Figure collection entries
--------------------

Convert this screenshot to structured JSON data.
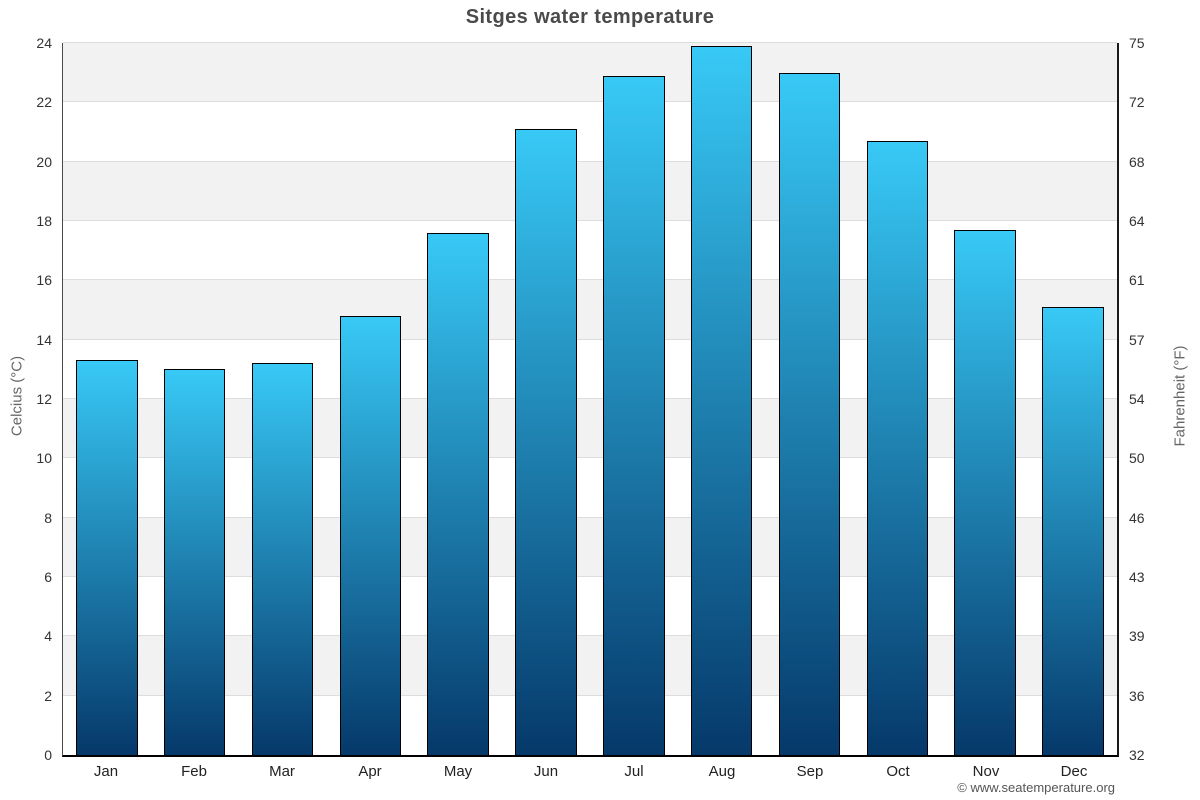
{
  "chart_data": {
    "type": "bar",
    "title": "Sitges water temperature",
    "categories": [
      "Jan",
      "Feb",
      "Mar",
      "Apr",
      "May",
      "Jun",
      "Jul",
      "Aug",
      "Sep",
      "Oct",
      "Nov",
      "Dec"
    ],
    "values": [
      13.3,
      13.0,
      13.2,
      14.8,
      17.6,
      21.1,
      22.9,
      23.9,
      23.0,
      20.7,
      17.7,
      15.1
    ],
    "ylabel_left": "Celcius (°C)",
    "ylabel_right": "Fahrenheit (°F)",
    "ylim": [
      0,
      24
    ],
    "yticks_celsius": [
      0,
      2,
      4,
      6,
      8,
      10,
      12,
      14,
      16,
      18,
      20,
      22,
      24
    ],
    "yticks_fahrenheit": [
      32,
      36,
      39,
      43,
      46,
      50,
      54,
      57,
      61,
      64,
      68,
      72,
      75
    ],
    "grid": "horizontal gridlines every 2°C with alternating background bands",
    "legend": "none",
    "colors": {
      "bar_gradient_top": "#38c9f6",
      "bar_gradient_bottom": "#05396a",
      "bar_border": "#000000",
      "band_gray": "#f2f2f2",
      "band_white": "#ffffff",
      "gridline": "#dddddd",
      "title": "#4a4a4a",
      "tick_text": "#333333",
      "axis_label_text": "#666666"
    }
  },
  "footer": {
    "copyright": "© www.seatemperature.org"
  }
}
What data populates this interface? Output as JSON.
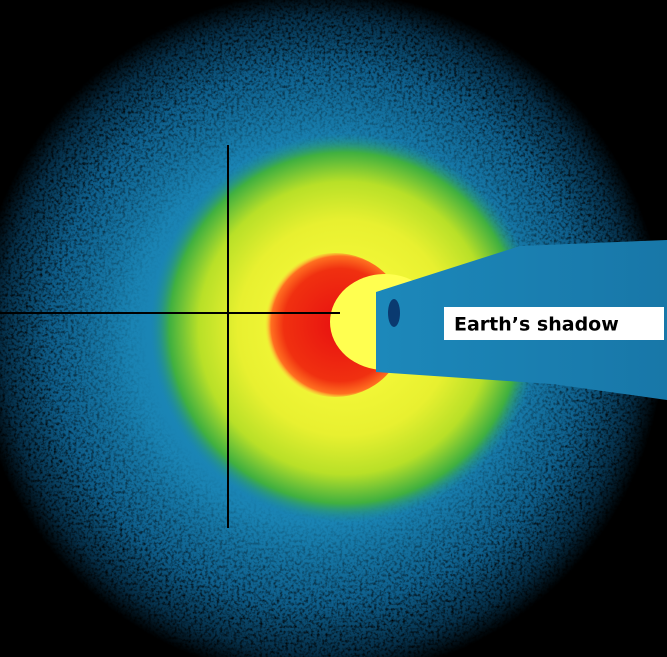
{
  "label": "Earth’s shadow"
}
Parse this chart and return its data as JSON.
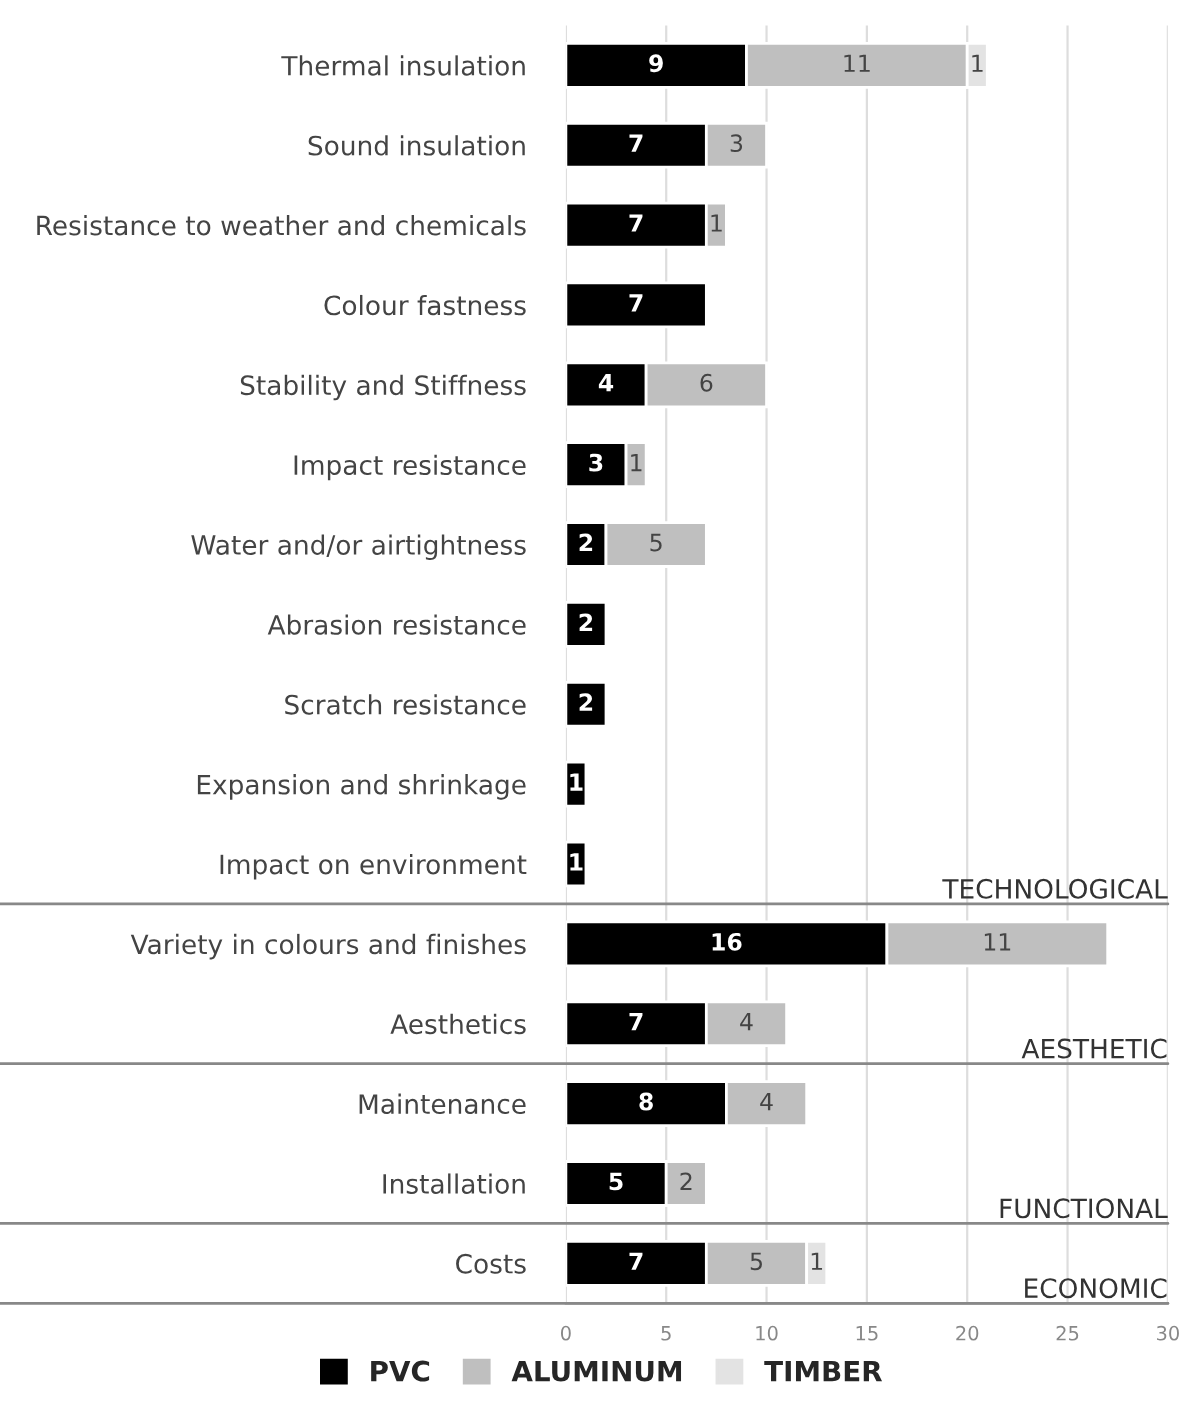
{
  "chart_data": {
    "type": "bar",
    "orientation": "horizontal",
    "stacked": true,
    "data_labels": true,
    "grid": "x",
    "legend": "bottom",
    "categories": [
      "Thermal insulation",
      "Sound insulation",
      "Resistance to weather and chemicals",
      "Colour fastness",
      "Stability and Stiffness",
      "Impact resistance",
      "Water and/or airtightness",
      "Abrasion resistance",
      "Scratch resistance",
      "Expansion and shrinkage",
      "Impact on environment",
      "Variety in colours and finishes",
      "Aesthetics",
      "Maintenance",
      "Installation",
      "Costs"
    ],
    "series": [
      {
        "name": "PVC",
        "color": "#000000",
        "values": [
          9,
          7,
          7,
          7,
          4,
          3,
          2,
          2,
          2,
          1,
          1,
          16,
          7,
          8,
          5,
          7
        ]
      },
      {
        "name": "ALUMINUM",
        "color": "#bfbfbf",
        "values": [
          11,
          3,
          1,
          null,
          6,
          1,
          5,
          null,
          null,
          null,
          null,
          11,
          4,
          4,
          2,
          5
        ]
      },
      {
        "name": "TIMBER",
        "color": "#e3e3e3",
        "values": [
          1,
          null,
          null,
          null,
          null,
          null,
          null,
          null,
          null,
          null,
          null,
          null,
          null,
          null,
          null,
          1
        ]
      }
    ],
    "xlim": [
      0,
      30
    ],
    "xticks": [
      0,
      5,
      10,
      15,
      20,
      25,
      30
    ],
    "annotations": [
      "TECHNOLOGICAL",
      "AESTHETIC",
      "FUNCTIONAL",
      "ECONOMIC"
    ]
  }
}
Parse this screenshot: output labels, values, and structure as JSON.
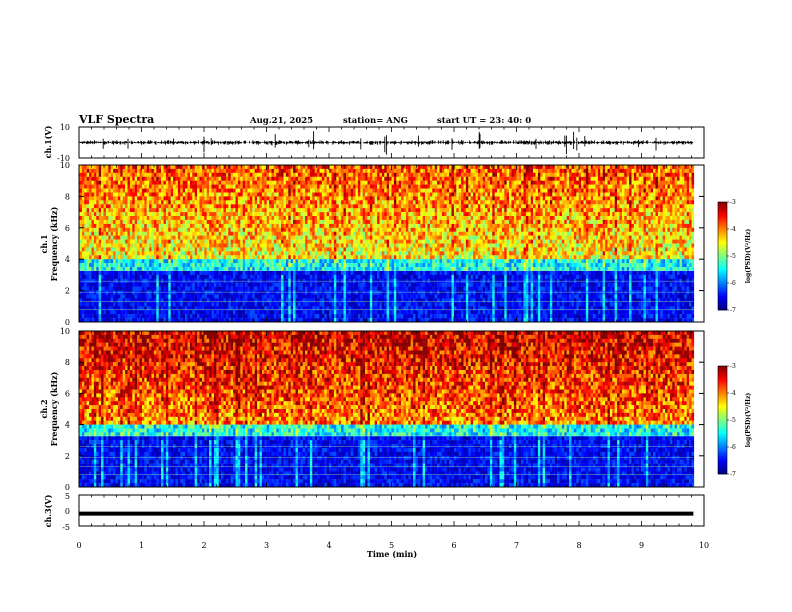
{
  "header": {
    "title": "VLF Spectra",
    "date": "Aug.21, 2025",
    "station": "station= ANG",
    "start": "start  UT  =    23: 40: 0"
  },
  "chart_data": [
    {
      "type": "line",
      "name": "ch1-waveform",
      "ylabel": "ch.1(V)",
      "ylim": [
        -10,
        10
      ],
      "yticks": [
        "10",
        "-10"
      ],
      "baseline": 0
    },
    {
      "type": "heatmap",
      "name": "ch1-spectrogram",
      "ylabel_line1": "ch.1",
      "ylabel_line2": "Frequency (kHz)",
      "ylim": [
        0,
        10
      ],
      "yticks": [
        "0",
        "2",
        "4",
        "6",
        "8",
        "10"
      ],
      "colorbar": {
        "label": "log(PSD)(V²/Hz)",
        "range": [
          -7,
          -3
        ],
        "ticks": [
          "-3",
          "-4",
          "-5",
          "-6",
          "-7"
        ]
      },
      "high_noise_band_khz": [
        4,
        10
      ],
      "low_band_khz": [
        0,
        4
      ]
    },
    {
      "type": "heatmap",
      "name": "ch2-spectrogram",
      "ylabel_line1": "ch.2",
      "ylabel_line2": "Frequency (kHz)",
      "ylim": [
        0,
        10
      ],
      "yticks": [
        "0",
        "2",
        "4",
        "6",
        "8",
        "10"
      ],
      "colorbar": {
        "label": "log(PSD)(V²/Hz)",
        "range": [
          -7,
          -3
        ],
        "ticks": [
          "-3",
          "-4",
          "-5",
          "-6",
          "-7"
        ]
      },
      "high_noise_band_khz": [
        4,
        10
      ],
      "low_band_khz": [
        0,
        4
      ]
    },
    {
      "type": "line",
      "name": "ch3-level",
      "ylabel": "ch.3(V)",
      "ylim": [
        -5,
        5
      ],
      "yticks": [
        "5",
        "0",
        "-5"
      ],
      "value": -1
    }
  ],
  "xaxis": {
    "label": "Time (min)",
    "xlim": [
      0,
      10
    ],
    "ticks": [
      "0",
      "1",
      "2",
      "3",
      "4",
      "5",
      "6",
      "7",
      "8",
      "9",
      "10"
    ],
    "data_end_min": 9.83
  }
}
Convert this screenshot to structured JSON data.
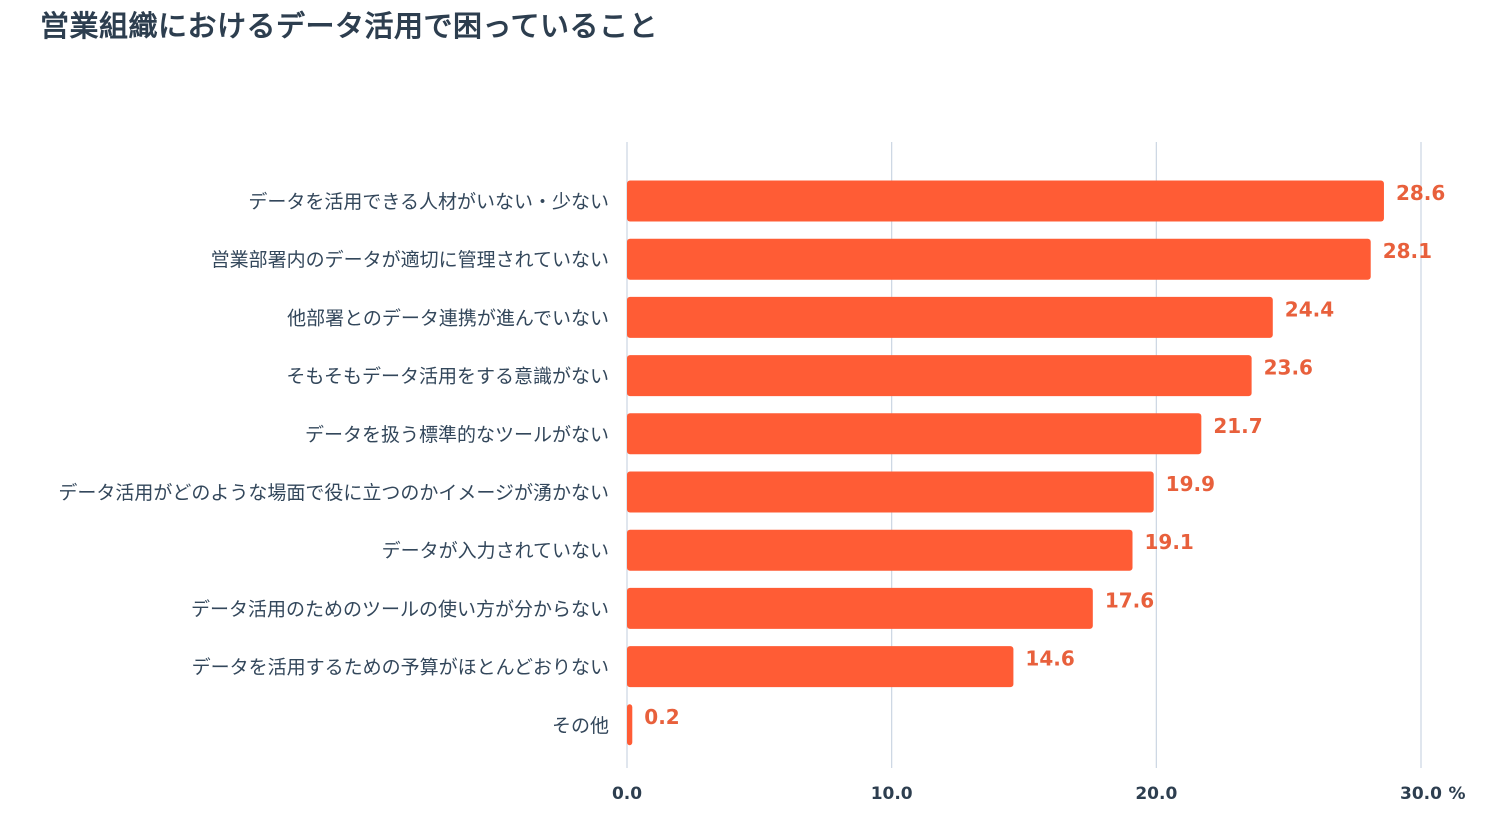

--------------------

Stated task: Using the records above, copy each line that contains "horizontal".

The solution:
    "grid": "horizontal gridlines every 2°C with alternating background bands",
    "orientation": "horizontal",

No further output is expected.